#### DATA SHOWN
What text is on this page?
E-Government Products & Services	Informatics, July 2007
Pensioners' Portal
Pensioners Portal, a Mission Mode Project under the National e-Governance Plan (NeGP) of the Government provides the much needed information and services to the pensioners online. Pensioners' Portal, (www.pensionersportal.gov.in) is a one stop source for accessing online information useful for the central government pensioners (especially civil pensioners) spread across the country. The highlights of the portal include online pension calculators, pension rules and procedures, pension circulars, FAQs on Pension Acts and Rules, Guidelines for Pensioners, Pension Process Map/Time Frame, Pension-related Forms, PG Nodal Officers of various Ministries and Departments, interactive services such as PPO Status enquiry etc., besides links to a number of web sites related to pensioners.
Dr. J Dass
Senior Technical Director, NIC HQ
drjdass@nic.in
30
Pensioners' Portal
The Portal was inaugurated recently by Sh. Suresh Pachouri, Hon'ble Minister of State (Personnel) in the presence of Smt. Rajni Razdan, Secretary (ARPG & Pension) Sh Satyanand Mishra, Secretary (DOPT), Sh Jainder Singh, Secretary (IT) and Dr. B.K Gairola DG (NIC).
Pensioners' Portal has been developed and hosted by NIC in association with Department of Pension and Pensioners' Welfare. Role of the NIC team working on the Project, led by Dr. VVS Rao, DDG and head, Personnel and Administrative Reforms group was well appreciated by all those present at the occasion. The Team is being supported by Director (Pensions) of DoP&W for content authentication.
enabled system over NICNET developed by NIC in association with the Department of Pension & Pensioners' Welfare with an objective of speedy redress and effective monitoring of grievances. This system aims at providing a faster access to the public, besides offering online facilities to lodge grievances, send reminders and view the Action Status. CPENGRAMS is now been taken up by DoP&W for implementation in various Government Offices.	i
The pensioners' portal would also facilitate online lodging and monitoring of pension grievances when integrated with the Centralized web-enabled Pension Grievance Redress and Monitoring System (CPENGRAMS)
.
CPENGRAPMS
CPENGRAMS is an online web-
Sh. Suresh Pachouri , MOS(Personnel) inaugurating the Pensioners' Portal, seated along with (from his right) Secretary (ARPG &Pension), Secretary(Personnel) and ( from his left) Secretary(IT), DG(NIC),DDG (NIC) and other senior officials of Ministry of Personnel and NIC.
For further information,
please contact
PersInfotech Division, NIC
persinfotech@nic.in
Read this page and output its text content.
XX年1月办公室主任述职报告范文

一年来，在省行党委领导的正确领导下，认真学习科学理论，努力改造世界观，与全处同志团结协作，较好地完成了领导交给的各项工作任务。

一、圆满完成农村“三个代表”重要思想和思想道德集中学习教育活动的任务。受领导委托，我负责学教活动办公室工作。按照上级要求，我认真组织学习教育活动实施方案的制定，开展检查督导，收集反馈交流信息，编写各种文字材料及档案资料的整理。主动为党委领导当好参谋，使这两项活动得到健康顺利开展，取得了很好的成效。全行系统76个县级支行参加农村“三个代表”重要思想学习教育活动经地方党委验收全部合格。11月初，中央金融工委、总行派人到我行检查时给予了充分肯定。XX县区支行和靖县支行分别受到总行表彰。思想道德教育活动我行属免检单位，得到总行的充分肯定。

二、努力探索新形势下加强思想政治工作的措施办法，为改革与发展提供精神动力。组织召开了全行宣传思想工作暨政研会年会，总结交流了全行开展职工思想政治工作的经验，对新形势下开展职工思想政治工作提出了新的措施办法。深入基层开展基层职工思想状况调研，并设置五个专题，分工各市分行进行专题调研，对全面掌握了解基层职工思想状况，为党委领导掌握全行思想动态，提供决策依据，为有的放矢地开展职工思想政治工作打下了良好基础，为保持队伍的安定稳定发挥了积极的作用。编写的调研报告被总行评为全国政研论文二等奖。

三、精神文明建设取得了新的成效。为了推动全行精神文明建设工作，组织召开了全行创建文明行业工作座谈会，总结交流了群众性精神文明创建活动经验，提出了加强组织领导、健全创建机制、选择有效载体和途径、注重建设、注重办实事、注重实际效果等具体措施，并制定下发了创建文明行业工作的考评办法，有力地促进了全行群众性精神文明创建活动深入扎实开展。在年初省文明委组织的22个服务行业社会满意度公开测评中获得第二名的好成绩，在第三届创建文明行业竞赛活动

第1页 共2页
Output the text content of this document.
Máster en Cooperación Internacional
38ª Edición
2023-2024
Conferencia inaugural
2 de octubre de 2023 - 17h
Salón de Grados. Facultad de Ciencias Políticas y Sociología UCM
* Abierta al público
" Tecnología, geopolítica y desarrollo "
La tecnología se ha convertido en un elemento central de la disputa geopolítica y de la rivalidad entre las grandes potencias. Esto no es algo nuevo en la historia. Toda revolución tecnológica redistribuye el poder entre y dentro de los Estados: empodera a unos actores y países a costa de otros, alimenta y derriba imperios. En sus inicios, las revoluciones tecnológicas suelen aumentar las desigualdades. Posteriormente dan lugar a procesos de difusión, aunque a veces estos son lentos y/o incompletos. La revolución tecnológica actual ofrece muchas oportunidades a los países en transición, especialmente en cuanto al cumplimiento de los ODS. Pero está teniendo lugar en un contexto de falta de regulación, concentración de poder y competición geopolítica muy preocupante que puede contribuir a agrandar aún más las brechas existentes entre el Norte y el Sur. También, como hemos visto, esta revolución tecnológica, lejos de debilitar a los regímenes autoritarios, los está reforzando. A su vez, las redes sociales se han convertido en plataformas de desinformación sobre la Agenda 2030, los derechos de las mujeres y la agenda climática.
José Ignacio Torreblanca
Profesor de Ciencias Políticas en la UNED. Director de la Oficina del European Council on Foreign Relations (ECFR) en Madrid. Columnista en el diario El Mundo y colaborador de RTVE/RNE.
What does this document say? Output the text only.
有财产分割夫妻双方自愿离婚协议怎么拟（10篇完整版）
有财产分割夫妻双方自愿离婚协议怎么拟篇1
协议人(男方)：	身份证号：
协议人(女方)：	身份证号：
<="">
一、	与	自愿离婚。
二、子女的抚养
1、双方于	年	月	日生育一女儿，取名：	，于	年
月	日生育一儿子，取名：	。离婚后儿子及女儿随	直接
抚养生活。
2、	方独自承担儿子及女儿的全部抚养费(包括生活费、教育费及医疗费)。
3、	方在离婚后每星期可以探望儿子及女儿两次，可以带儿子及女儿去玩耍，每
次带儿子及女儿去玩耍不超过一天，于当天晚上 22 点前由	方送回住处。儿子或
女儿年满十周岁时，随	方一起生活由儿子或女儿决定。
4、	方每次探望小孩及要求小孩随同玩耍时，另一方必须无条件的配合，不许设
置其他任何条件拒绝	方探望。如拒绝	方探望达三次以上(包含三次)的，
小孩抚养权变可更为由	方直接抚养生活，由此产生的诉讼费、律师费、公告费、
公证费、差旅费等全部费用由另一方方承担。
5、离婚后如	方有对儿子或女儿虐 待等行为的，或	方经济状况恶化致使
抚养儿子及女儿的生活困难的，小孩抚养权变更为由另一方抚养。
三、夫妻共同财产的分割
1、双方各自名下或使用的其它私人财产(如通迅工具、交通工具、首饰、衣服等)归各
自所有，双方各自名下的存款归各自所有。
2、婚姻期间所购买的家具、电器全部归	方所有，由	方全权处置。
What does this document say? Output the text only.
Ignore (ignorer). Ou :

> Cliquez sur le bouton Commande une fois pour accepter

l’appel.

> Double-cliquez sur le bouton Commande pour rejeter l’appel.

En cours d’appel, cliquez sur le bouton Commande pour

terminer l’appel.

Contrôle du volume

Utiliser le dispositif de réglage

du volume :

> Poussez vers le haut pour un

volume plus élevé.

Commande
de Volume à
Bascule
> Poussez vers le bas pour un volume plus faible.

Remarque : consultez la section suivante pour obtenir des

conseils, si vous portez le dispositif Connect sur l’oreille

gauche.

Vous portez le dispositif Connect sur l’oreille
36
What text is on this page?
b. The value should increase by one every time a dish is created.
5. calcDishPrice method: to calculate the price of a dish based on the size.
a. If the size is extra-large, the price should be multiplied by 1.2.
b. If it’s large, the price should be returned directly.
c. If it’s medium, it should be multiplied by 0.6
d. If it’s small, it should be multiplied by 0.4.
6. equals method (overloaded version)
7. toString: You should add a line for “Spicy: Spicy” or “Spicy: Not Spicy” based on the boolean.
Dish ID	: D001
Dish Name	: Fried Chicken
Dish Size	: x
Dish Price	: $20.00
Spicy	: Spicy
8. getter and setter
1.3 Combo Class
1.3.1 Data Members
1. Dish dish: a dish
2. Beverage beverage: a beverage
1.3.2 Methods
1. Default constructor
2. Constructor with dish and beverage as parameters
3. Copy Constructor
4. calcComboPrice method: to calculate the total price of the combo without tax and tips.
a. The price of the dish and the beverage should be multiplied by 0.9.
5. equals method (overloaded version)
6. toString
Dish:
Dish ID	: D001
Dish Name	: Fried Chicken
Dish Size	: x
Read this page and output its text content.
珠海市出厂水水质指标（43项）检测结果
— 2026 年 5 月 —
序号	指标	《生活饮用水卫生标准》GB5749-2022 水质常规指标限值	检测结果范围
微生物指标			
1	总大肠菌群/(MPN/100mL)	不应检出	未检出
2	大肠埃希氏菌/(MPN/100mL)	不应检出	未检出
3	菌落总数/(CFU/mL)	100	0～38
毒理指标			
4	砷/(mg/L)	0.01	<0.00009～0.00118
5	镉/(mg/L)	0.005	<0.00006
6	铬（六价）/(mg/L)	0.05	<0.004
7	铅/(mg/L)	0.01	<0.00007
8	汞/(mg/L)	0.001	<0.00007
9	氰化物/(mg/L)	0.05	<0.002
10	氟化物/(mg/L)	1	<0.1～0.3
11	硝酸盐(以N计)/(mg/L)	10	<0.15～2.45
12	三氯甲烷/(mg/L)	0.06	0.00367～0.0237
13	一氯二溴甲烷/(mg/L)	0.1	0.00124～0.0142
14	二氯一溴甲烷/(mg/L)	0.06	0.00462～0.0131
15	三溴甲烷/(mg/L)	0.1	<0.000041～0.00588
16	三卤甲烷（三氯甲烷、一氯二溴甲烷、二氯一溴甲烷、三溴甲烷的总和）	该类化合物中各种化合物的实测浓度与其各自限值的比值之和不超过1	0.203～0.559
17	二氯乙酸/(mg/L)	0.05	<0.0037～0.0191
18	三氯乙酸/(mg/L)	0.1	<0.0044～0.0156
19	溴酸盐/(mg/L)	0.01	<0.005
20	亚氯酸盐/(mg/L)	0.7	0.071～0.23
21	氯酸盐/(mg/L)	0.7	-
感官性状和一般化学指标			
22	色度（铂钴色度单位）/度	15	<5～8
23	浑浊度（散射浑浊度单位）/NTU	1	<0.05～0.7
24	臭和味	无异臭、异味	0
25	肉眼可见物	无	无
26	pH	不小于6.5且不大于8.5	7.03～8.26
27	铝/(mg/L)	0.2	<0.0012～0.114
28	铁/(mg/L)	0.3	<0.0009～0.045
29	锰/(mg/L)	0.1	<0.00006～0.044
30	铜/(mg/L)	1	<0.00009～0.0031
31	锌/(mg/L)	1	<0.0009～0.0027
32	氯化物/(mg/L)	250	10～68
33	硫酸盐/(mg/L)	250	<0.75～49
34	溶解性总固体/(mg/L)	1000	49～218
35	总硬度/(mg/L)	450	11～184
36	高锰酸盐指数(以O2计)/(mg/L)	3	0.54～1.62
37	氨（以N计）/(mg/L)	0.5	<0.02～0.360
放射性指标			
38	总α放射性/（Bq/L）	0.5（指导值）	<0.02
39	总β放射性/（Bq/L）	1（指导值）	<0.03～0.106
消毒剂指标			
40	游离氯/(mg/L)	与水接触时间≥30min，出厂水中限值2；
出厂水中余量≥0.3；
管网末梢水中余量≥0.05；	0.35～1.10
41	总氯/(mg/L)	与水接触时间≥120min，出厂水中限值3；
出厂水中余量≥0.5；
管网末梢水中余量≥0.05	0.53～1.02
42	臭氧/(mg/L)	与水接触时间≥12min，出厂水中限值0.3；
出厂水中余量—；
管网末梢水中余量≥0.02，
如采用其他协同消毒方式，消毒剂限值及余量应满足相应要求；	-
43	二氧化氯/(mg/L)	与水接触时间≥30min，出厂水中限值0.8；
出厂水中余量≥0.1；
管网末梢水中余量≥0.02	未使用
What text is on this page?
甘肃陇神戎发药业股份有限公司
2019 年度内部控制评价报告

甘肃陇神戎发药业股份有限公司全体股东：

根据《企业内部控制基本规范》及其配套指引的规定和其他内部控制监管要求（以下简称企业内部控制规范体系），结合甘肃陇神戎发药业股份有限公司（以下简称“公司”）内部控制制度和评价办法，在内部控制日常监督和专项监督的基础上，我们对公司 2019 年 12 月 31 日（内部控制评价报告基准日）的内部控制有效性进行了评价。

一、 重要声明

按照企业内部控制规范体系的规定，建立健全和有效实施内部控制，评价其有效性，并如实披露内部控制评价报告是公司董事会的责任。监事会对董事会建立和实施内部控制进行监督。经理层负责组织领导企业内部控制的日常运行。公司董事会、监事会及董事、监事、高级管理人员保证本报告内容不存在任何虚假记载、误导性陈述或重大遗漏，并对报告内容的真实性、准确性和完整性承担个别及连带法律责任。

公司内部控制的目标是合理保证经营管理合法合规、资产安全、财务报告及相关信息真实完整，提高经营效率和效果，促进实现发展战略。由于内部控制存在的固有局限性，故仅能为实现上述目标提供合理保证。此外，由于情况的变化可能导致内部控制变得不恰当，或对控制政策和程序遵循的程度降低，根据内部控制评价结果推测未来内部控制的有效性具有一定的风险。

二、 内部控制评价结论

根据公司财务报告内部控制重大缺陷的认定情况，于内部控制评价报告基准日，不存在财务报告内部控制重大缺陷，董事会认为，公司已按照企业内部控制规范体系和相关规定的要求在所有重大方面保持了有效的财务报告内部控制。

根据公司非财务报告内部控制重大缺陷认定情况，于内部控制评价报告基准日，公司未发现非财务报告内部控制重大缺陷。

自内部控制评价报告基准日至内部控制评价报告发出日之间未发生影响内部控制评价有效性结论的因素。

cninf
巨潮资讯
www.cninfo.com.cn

#### REQUEST
Filter the records above and return every line that holds the word "oreille".

#### EXERCISE ANSWER
conseils, si vous portez le dispositif Connect sur l’oreille
Vous portez le dispositif Connect sur l’oreille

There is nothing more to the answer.